──────── Records to use
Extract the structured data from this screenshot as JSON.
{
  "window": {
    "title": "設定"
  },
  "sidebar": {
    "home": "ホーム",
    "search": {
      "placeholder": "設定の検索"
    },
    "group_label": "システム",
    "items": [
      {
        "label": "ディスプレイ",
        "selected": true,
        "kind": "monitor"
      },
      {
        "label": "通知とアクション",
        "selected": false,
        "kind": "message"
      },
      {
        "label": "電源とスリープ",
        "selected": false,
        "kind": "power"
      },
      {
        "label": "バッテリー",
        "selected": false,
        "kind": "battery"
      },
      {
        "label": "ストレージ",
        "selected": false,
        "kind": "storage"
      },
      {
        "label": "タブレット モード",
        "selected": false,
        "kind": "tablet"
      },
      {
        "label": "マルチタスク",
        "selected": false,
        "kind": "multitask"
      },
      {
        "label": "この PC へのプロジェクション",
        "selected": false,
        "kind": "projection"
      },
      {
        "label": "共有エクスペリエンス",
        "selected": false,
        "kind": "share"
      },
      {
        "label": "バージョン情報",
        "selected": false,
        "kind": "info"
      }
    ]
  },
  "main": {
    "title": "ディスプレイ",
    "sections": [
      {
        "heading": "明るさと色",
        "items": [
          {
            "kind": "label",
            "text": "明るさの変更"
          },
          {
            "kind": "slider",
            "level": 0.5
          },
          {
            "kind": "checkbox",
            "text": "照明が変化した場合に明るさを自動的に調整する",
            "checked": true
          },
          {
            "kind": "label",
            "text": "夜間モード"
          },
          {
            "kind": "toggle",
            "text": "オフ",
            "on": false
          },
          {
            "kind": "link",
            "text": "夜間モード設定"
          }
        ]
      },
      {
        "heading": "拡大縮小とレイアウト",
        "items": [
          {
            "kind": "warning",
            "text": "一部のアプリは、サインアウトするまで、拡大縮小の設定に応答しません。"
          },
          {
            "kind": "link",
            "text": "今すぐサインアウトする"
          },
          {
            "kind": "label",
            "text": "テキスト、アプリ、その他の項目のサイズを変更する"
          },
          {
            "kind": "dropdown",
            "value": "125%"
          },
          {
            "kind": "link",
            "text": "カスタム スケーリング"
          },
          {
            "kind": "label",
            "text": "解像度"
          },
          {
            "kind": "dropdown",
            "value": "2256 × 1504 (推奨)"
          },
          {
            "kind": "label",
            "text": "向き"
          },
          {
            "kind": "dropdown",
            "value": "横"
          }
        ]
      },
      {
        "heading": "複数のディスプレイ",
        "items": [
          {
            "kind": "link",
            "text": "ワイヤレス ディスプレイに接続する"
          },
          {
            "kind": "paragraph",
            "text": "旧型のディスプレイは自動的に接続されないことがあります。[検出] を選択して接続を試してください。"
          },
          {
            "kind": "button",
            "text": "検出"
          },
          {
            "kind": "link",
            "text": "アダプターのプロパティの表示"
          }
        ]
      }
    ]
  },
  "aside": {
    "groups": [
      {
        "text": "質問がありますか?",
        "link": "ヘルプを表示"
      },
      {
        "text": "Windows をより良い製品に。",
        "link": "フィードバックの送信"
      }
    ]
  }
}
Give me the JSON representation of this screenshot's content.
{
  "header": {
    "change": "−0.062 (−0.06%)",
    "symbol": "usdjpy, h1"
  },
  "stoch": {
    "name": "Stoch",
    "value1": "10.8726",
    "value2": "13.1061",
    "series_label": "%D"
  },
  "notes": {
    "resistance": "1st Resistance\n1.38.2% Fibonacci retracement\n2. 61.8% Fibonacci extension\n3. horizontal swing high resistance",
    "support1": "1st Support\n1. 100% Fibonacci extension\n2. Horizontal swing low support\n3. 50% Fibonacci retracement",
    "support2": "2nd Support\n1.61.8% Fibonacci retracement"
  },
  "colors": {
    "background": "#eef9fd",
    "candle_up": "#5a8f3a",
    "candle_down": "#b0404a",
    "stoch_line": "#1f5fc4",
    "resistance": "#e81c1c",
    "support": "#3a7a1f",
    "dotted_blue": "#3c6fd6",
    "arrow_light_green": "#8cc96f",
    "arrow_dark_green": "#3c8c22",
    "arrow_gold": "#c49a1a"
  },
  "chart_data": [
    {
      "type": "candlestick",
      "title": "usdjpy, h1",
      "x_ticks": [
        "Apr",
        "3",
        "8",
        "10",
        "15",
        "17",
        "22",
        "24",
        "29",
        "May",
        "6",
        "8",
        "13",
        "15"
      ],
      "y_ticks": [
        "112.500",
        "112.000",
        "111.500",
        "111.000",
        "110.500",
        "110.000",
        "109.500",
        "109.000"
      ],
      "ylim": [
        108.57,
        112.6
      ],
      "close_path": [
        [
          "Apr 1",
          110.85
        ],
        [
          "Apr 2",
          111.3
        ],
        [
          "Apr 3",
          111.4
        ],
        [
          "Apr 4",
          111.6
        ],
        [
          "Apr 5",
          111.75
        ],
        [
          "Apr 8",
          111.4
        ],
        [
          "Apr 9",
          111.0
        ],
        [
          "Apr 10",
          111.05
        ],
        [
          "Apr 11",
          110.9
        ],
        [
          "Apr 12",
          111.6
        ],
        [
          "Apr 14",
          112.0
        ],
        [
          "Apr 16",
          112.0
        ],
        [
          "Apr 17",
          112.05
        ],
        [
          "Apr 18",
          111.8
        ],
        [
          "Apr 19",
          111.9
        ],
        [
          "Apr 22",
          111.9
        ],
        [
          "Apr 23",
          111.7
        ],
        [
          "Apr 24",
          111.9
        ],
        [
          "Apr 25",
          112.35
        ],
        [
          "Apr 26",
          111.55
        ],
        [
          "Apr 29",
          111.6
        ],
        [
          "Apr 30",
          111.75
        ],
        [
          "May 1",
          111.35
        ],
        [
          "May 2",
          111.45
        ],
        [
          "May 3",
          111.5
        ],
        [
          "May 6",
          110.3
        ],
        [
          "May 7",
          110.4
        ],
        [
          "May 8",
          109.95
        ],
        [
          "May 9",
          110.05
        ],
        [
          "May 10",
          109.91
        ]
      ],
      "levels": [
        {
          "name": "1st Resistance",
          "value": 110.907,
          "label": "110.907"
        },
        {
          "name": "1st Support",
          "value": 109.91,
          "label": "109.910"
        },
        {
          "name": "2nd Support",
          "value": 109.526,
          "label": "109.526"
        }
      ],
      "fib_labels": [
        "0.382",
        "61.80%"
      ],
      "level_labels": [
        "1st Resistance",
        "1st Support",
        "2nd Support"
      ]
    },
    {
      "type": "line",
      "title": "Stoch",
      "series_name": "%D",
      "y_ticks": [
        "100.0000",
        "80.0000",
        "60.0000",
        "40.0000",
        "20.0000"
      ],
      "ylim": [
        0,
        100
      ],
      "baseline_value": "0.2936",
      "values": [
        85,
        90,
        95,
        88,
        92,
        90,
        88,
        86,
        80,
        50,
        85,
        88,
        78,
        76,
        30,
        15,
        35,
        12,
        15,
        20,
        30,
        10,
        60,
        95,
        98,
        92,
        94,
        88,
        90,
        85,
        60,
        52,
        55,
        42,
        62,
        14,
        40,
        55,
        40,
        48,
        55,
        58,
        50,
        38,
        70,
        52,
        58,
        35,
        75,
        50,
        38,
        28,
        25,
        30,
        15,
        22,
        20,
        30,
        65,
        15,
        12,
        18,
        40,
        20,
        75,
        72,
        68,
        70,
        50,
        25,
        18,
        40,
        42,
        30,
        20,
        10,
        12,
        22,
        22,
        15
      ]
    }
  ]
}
────────────────
*Set problem*.
Exactly as written, please output every entry.

*Answer*.
Extract the structured data from this screenshot as JSON.
{
  "window": {
    "title": "設定"
  },
  "sidebar": {
    "home": "ホーム",
    "search": {
      "placeholder": "設定の検索"
    },
    "group_label": "システム",
    "items": [
      {
        "label": "ディスプレイ",
        "selected": true,
        "kind": "monitor"
      },
      {
        "label": "通知とアクション",
        "selected": false,
        "kind": "message"
      },
      {
        "label": "電源とスリープ",
        "selected": false,
        "kind": "power"
      },
      {
        "label": "バッテリー",
        "selected": false,
        "kind": "battery"
      },
      {
        "label": "ストレージ",
        "selected": false,
        "kind": "storage"
      },
      {
        "label": "タブレット モード",
        "selected": false,
        "kind": "tablet"
      },
      {
        "label": "マルチタスク",
        "selected": false,
        "kind": "multitask"
      },
      {
        "label": "この PC へのプロジェクション",
        "selected": false,
        "kind": "projection"
      },
      {
        "label": "共有エクスペリエンス",
        "selected": false,
        "kind": "share"
      },
      {
        "label": "バージョン情報",
        "selected": false,
        "kind": "info"
      }
    ]
  },
  "main": {
    "title": "ディスプレイ",
    "sections": [
      {
        "heading": "明るさと色",
        "items": [
          {
            "kind": "label",
            "text": "明るさの変更"
          },
          {
            "kind": "slider",
            "level": 0.5
          },
          {
            "kind": "checkbox",
            "text": "照明が変化した場合に明るさを自動的に調整する",
            "checked": true
          },
          {
            "kind": "label",
            "text": "夜間モード"
          },
          {
            "kind": "toggle",
            "text": "オフ",
            "on": false
          },
          {
            "kind": "link",
            "text": "夜間モード設定"
          }
        ]
      },
      {
        "heading": "拡大縮小とレイアウト",
        "items": [
          {
            "kind": "warning",
            "text": "一部のアプリは、サインアウトするまで、拡大縮小の設定に応答しません。"
          },
          {
            "kind": "link",
            "text": "今すぐサインアウトする"
          },
          {
            "kind": "label",
            "text": "テキスト、アプリ、その他の項目のサイズを変更する"
          },
          {
            "kind": "dropdown",
            "value": "125%"
          },
          {
            "kind": "link",
            "text": "カスタム スケーリング"
          },
          {
            "kind": "label",
            "text": "解像度"
          },
          {
            "kind": "dropdown",
            "value": "2256 × 1504 (推奨)"
          },
          {
            "kind": "label",
            "text": "向き"
          },
          {
            "kind": "dropdown",
            "value": "横"
          }
        ]
      },
      {
        "heading": "複数のディスプレイ",
        "items": [
          {
            "kind": "link",
            "text": "ワイヤレス ディスプレイに接続する"
          },
          {
            "kind": "paragraph",
            "text": "旧型のディスプレイは自動的に接続されないことがあります。[検出] を選択して接続を試してください。"
          },
          {
            "kind": "button",
            "text": "検出"
          },
          {
            "kind": "link",
            "text": "アダプターのプロパティの表示"
          }
        ]
      }
    ]
  },
  "aside": {
    "groups": [
      {
        "text": "質問がありますか?",
        "link": "ヘルプを表示"
      },
      {
        "text": "Windows をより良い製品に。",
        "link": "フィードバックの送信"
      }
    ]
  }
}
Give me the JSON representation of this screenshot's content.
{
  "header": {
    "change": "−0.062 (−0.06%)",
    "symbol": "usdjpy, h1"
  },
  "stoch": {
    "name": "Stoch",
    "value1": "10.8726",
    "value2": "13.1061",
    "series_label": "%D"
  },
  "notes": {
    "resistance": "1st Resistance\n1.38.2% Fibonacci retracement\n2. 61.8% Fibonacci extension\n3. horizontal swing high resistance",
    "support1": "1st Support\n1. 100% Fibonacci extension\n2. Horizontal swing low support\n3. 50% Fibonacci retracement",
    "support2": "2nd Support\n1.61.8% Fibonacci retracement"
  },
  "colors": {
    "background": "#eef9fd",
    "candle_up": "#5a8f3a",
    "candle_down": "#b0404a",
    "stoch_line": "#1f5fc4",
    "resistance": "#e81c1c",
    "support": "#3a7a1f",
    "dotted_blue": "#3c6fd6",
    "arrow_light_green": "#8cc96f",
    "arrow_dark_green": "#3c8c22",
    "arrow_gold": "#c49a1a"
  },
  "chart_data": [
    {
      "type": "candlestick",
      "title": "usdjpy, h1",
      "x_ticks": [
        "Apr",
        "3",
        "8",
        "10",
        "15",
        "17",
        "22",
        "24",
        "29",
        "May",
        "6",
        "8",
        "13",
        "15"
      ],
      "y_ticks": [
        "112.500",
        "112.000",
        "111.500",
        "111.000",
        "110.500",
        "110.000",
        "109.500",
        "109.000"
      ],
      "ylim": [
        108.57,
        112.6
      ],
      "close_path": [
        [
          "Apr 1",
          110.85
        ],
        [
          "Apr 2",
          111.3
        ],
        [
          "Apr 3",
          111.4
        ],
        [
          "Apr 4",
          111.6
        ],
        [
          "Apr 5",
          111.75
        ],
        [
          "Apr 8",
          111.4
        ],
        [
          "Apr 9",
          111.0
        ],
        [
          "Apr 10",
          111.05
        ],
        [
          "Apr 11",
          110.9
        ],
        [
          "Apr 12",
          111.6
        ],
        [
          "Apr 14",
          112.0
        ],
        [
          "Apr 16",
          112.0
        ],
        [
          "Apr 17",
          112.05
        ],
        [
          "Apr 18",
          111.8
        ],
        [
          "Apr 19",
          111.9
        ],
        [
          "Apr 22",
          111.9
        ],
        [
          "Apr 23",
          111.7
        ],
        [
          "Apr 24",
          111.9
        ],
        [
          "Apr 25",
          112.35
        ],
        [
          "Apr 26",
          111.55
        ],
        [
          "Apr 29",
          111.6
        ],
        [
          "Apr 30",
          111.75
        ],
        [
          "May 1",
          111.35
        ],
        [
          "May 2",
          111.45
        ],
        [
          "May 3",
          111.5
        ],
        [
          "May 6",
          110.3
        ],
        [
          "May 7",
          110.4
        ],
        [
          "May 8",
          109.95
        ],
        [
          "May 9",
          110.05
        ],
        [
          "May 10",
          109.91
        ]
      ],
      "levels": [
        {
          "name": "1st Resistance",
          "value": 110.907,
          "label": "110.907"
        },
        {
          "name": "1st Support",
          "value": 109.91,
          "label": "109.910"
        },
        {
          "name": "2nd Support",
          "value": 109.526,
          "label": "109.526"
        }
      ],
      "fib_labels": [
        "0.382",
        "61.80%"
      ],
      "level_labels": [
        "1st Resistance",
        "1st Support",
        "2nd Support"
      ]
    },
    {
      "type": "line",
      "title": "Stoch",
      "series_name": "%D",
      "y_ticks": [
        "100.0000",
        "80.0000",
        "60.0000",
        "40.0000",
        "20.0000"
      ],
      "ylim": [
        0,
        100
      ],
      "baseline_value": "0.2936",
      "values": [
        85,
        90,
        95,
        88,
        92,
        90,
        88,
        86,
        80,
        50,
        85,
        88,
        78,
        76,
        30,
        15,
        35,
        12,
        15,
        20,
        30,
        10,
        60,
        95,
        98,
        92,
        94,
        88,
        90,
        85,
        60,
        52,
        55,
        42,
        62,
        14,
        40,
        55,
        40,
        48,
        55,
        58,
        50,
        38,
        70,
        52,
        58,
        35,
        75,
        50,
        38,
        28,
        25,
        30,
        15,
        22,
        20,
        30,
        65,
        15,
        12,
        18,
        40,
        20,
        75,
        72,
        68,
        70,
        50,
        25,
        18,
        40,
        42,
        30,
        20,
        10,
        12,
        22,
        22,
        15
      ]
    }
  ]
}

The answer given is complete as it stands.